— PASSAGE GIVEN —
###

The decision of the European Committee on Crime Problems (CDPC) to include early psychosocial intervention in its work programme was taken during its plenary session in 1995. This decision drew, in particular, on the findings of the 20th Criminological Research Conference, which dealt with "Psychosocial interventions in the criminal justice system". This conference drew attention to the extent to which advances in the human and social sciences now offered new opportunities for improving responses to crime and criminal behaviour. This led the European Committee on Crime Problems (CDPC) to adopt in its forthcoming work programme an examination of how early psycho-social interventions, in the form of any measure providing psychological and/or social support, could help prevent the development of criminal behaviour later in life.

In 1996, the CDPC adopted the following terms of reference for the establishment of a new Committee of experts on the role of early psychosocial intervention in the prevention of criminality, the PC-IN:

"Research demonstrates that persistent property offenders may produce substantial costs (to the criminal justice system and to victims) during their criminal careers. Empirical evidence from the United States suggests that $1 spent on successful early intervention can save $7 by the time the potential offender is 20 years old. Preventing criminality (i.e. preventing people taking up a criminal lifestyle) therefore could have enormous social and economic pay-offs.

The factors associated with future criminality include criminal parents and siblings, poor parenting, school failure, social exclusion etc. These factors alone, however, do not inevitably lead to criminality. Many individuals who have been confronted with the difficult circumstances mentioned do not become criminals. The propensity to commit offences must be triggered by additional events and circumstances. They include lack of moral guidance, cognitive deficits, opportunity, abuse of alcohol/drugs, peer pressure, boredom, relative deprivation etc.

In view of the growing concern about crime and delinquency throughout Europe and taking into account that offenders are ever younger, a thorough analysis of the possibilities for preventing them from engaging in criminal behaviour or, at least, for delaying their entry into crime and delinquency would be of tremendous interest to crime policy makers."

Such an analysis, which could lead to a report and, if appropriate, to a Recommendation should aim at

a. identifying the factors which are most associated with future criminal behaviour and which are amenable to intervention (e.g. advice and training in good parenting practices, helping families under stress, preparing effective moral education plans, providing effective job training and placement, involving young people effectively in their communities);

b. identifying the agencies which would need to be involved in this process and finding ways in which they could work together;

c. taking stock of examples of good practice in member States;

d. assessing costs and benefits of early intervention programmes;

e. making recommendations for appropriate action by the governments of member States.

###

— SUPPLIED ENTRIES —
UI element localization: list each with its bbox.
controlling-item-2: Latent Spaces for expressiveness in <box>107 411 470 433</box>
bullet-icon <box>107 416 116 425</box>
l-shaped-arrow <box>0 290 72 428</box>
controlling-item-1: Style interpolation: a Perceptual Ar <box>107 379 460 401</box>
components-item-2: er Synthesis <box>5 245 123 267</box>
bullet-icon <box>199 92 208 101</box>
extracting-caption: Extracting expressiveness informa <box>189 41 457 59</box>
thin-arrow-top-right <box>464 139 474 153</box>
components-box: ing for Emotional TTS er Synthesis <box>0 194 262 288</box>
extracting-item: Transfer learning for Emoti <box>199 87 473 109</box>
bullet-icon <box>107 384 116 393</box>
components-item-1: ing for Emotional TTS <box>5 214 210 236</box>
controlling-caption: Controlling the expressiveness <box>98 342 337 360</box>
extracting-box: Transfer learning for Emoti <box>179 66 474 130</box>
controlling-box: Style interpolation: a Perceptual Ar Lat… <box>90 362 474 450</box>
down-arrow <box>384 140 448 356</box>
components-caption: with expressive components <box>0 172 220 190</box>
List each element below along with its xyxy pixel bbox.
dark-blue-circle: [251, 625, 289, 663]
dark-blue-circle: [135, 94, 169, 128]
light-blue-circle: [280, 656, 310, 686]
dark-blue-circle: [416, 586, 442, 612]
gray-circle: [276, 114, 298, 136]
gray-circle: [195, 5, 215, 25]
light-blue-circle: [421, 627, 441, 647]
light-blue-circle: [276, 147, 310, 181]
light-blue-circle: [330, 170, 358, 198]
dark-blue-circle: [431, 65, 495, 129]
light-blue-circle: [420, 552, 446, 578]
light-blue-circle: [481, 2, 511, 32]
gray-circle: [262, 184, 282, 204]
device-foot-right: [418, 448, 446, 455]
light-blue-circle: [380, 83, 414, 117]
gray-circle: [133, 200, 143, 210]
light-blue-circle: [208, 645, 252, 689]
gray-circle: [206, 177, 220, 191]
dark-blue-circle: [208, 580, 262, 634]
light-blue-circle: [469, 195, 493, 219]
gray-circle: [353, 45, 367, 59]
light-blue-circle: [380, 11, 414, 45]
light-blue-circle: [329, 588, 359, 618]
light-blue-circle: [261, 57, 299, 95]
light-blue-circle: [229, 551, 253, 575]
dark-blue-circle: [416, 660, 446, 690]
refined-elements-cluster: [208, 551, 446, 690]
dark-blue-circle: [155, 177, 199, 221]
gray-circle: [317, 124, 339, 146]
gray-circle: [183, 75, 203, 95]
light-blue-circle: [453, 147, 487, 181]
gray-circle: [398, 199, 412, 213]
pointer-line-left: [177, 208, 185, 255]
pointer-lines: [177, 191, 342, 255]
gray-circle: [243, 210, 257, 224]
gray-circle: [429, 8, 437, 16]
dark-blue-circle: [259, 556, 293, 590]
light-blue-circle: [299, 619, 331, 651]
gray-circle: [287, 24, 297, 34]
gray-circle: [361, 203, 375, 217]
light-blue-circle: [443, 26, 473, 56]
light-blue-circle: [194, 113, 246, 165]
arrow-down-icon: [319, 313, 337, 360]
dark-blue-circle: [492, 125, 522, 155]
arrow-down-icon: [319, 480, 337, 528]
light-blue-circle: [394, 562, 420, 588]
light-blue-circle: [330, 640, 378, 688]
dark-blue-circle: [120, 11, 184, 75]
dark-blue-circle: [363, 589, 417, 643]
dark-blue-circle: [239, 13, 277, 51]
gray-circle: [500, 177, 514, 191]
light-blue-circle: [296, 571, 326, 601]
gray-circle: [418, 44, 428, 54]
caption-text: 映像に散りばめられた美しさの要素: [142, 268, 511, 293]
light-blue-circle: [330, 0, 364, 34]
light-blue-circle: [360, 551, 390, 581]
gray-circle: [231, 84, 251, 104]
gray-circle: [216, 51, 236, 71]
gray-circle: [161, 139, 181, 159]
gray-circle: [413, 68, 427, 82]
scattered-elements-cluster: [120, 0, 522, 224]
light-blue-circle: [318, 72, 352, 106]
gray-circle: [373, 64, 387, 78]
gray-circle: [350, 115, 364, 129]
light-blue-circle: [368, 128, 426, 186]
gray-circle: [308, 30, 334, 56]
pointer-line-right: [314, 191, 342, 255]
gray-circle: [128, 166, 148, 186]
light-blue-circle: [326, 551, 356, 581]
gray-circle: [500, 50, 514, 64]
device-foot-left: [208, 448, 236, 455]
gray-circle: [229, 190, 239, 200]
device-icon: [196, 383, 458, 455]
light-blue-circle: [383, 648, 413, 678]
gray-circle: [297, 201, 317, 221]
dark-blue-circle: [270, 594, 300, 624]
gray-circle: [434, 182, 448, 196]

###

— THE TASKS —
[A] Summarize the passage on early psychosocial intervention in two sentences.
[B] Lay out the lines of the listing from its first line through the line containing "controlling-item-1: Style interpolation: a" as a JSON list of strings, one string per line.
The listing has no connection to the passage on early psychosocial intervention.

— THE REPLIES —
[A] In 1995 the European Committee on Crime Problems (CDPC) decided to add early psychosocial intervention to its work programme, drawing in particular on the 20th Criminological Research Conference. In 1996 it adopted terms of reference for a new committee of experts, the PC-IN, whose analysis should identify risk factors amenable to intervention and the agencies to involve, take stock of good practice, assess costs and benefits, and make recommendations to member States' governments.

[B]
[
  "UI element localization: list each with its bbox.",
  "controlling-item-2: Latent Spaces for expressiveness in <box>107 411 470 433</box>",
  "bullet-icon <box>107 416 116 425</box>",
  "l-shaped-arrow <box>0 290 72 428</box>",
  "controlling-item-1: Style interpolation: a Perceptual Ar <box>107 379 460 401</box>"
]